Task directions =
All records should be reproduced verbatim.

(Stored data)
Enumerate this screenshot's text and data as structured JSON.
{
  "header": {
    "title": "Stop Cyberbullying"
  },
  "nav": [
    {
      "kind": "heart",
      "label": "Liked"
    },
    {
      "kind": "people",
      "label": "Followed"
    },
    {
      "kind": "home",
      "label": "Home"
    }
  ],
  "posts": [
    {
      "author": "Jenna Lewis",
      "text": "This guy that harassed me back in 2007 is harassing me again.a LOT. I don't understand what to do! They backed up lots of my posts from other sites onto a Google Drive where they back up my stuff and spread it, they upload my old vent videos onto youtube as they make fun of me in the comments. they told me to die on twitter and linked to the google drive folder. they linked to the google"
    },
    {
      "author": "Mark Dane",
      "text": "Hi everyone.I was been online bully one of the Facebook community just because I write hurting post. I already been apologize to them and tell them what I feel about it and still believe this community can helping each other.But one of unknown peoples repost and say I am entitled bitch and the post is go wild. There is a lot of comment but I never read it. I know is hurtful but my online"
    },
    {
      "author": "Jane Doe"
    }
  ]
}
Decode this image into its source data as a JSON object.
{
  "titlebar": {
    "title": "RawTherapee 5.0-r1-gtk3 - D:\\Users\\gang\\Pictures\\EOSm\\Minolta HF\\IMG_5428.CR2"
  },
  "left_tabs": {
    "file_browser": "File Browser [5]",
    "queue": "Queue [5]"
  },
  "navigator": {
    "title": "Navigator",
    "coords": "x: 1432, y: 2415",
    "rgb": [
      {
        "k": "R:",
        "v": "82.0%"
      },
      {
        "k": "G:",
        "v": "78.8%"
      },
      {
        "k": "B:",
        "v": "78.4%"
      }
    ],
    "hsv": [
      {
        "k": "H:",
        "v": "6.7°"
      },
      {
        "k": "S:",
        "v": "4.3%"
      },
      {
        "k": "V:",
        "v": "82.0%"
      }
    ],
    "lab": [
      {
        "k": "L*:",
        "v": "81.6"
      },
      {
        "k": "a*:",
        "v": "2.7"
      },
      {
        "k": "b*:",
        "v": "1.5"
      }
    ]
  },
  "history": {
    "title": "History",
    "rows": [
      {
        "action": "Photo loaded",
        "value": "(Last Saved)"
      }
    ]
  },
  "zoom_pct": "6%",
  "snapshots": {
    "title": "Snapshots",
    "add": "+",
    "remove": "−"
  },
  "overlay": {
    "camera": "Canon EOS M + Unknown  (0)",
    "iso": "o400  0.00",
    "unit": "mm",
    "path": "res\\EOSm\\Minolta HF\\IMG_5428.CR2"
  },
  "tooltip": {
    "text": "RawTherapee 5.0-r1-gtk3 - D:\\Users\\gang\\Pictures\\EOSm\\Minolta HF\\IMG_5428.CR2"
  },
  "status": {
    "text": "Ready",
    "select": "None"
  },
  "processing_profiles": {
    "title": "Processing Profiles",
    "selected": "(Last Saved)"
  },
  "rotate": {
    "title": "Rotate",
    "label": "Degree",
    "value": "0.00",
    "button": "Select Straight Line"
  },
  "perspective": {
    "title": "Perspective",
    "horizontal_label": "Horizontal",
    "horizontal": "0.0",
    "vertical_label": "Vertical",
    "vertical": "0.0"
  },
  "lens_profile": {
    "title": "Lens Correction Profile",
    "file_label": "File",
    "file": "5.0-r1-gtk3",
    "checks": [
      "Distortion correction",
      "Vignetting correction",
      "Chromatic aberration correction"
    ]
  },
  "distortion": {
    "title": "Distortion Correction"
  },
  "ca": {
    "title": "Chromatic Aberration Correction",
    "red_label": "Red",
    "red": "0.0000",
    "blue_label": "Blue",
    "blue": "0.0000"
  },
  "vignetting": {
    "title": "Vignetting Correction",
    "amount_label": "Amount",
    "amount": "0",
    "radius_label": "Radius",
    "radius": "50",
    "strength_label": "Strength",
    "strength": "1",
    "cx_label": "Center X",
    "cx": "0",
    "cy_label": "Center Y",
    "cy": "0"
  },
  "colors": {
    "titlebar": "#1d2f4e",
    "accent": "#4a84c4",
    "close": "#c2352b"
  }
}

The result =
Enumerate this screenshot's text and data as structured JSON.
{
  "header": {
    "title": "Stop Cyberbullying"
  },
  "nav": [
    {
      "kind": "heart",
      "label": "Liked"
    },
    {
      "kind": "people",
      "label": "Followed"
    },
    {
      "kind": "home",
      "label": "Home"
    }
  ],
  "posts": [
    {
      "author": "Jenna Lewis",
      "text": "This guy that harassed me back in 2007 is harassing me again.a LOT. I don't understand what to do! They backed up lots of my posts from other sites onto a Google Drive where they back up my stuff and spread it, they upload my old vent videos onto youtube as they make fun of me in the comments. they told me to die on twitter and linked to the google drive folder. they linked to the google"
    },
    {
      "author": "Mark Dane",
      "text": "Hi everyone.I was been online bully one of the Facebook community just because I write hurting post. I already been apologize to them and tell them what I feel about it and still believe this community can helping each other.But one of unknown peoples repost and say I am entitled bitch and the post is go wild. There is a lot of comment but I never read it. I know is hurtful but my online"
    },
    {
      "author": "Jane Doe"
    }
  ]
}
Decode this image into its source data as a JSON object.
{
  "titlebar": {
    "title": "RawTherapee 5.0-r1-gtk3 - D:\\Users\\gang\\Pictures\\EOSm\\Minolta HF\\IMG_5428.CR2"
  },
  "left_tabs": {
    "file_browser": "File Browser [5]",
    "queue": "Queue [5]"
  },
  "navigator": {
    "title": "Navigator",
    "coords": "x: 1432, y: 2415",
    "rgb": [
      {
        "k": "R:",
        "v": "82.0%"
      },
      {
        "k": "G:",
        "v": "78.8%"
      },
      {
        "k": "B:",
        "v": "78.4%"
      }
    ],
    "hsv": [
      {
        "k": "H:",
        "v": "6.7°"
      },
      {
        "k": "S:",
        "v": "4.3%"
      },
      {
        "k": "V:",
        "v": "82.0%"
      }
    ],
    "lab": [
      {
        "k": "L*:",
        "v": "81.6"
      },
      {
        "k": "a*:",
        "v": "2.7"
      },
      {
        "k": "b*:",
        "v": "1.5"
      }
    ]
  },
  "history": {
    "title": "History",
    "rows": [
      {
        "action": "Photo loaded",
        "value": "(Last Saved)"
      }
    ]
  },
  "zoom_pct": "6%",
  "snapshots": {
    "title": "Snapshots",
    "add": "+",
    "remove": "−"
  },
  "overlay": {
    "camera": "Canon EOS M + Unknown  (0)",
    "iso": "o400  0.00",
    "unit": "mm",
    "path": "res\\EOSm\\Minolta HF\\IMG_5428.CR2"
  },
  "tooltip": {
    "text": "RawTherapee 5.0-r1-gtk3 - D:\\Users\\gang\\Pictures\\EOSm\\Minolta HF\\IMG_5428.CR2"
  },
  "status": {
    "text": "Ready",
    "select": "None"
  },
  "processing_profiles": {
    "title": "Processing Profiles",
    "selected": "(Last Saved)"
  },
  "rotate": {
    "title": "Rotate",
    "label": "Degree",
    "value": "0.00",
    "button": "Select Straight Line"
  },
  "perspective": {
    "title": "Perspective",
    "horizontal_label": "Horizontal",
    "horizontal": "0.0",
    "vertical_label": "Vertical",
    "vertical": "0.0"
  },
  "lens_profile": {
    "title": "Lens Correction Profile",
    "file_label": "File",
    "file": "5.0-r1-gtk3",
    "checks": [
      "Distortion correction",
      "Vignetting correction",
      "Chromatic aberration correction"
    ]
  },
  "distortion": {
    "title": "Distortion Correction"
  },
  "ca": {
    "title": "Chromatic Aberration Correction",
    "red_label": "Red",
    "red": "0.0000",
    "blue_label": "Blue",
    "blue": "0.0000"
  },
  "vignetting": {
    "title": "Vignetting Correction",
    "amount_label": "Amount",
    "amount": "0",
    "radius_label": "Radius",
    "radius": "50",
    "strength_label": "Strength",
    "strength": "1",
    "cx_label": "Center X",
    "cx": "0",
    "cy_label": "Center Y",
    "cy": "0"
  },
  "colors": {
    "titlebar": "#1d2f4e",
    "accent": "#4a84c4",
    "close": "#c2352b"
  }
}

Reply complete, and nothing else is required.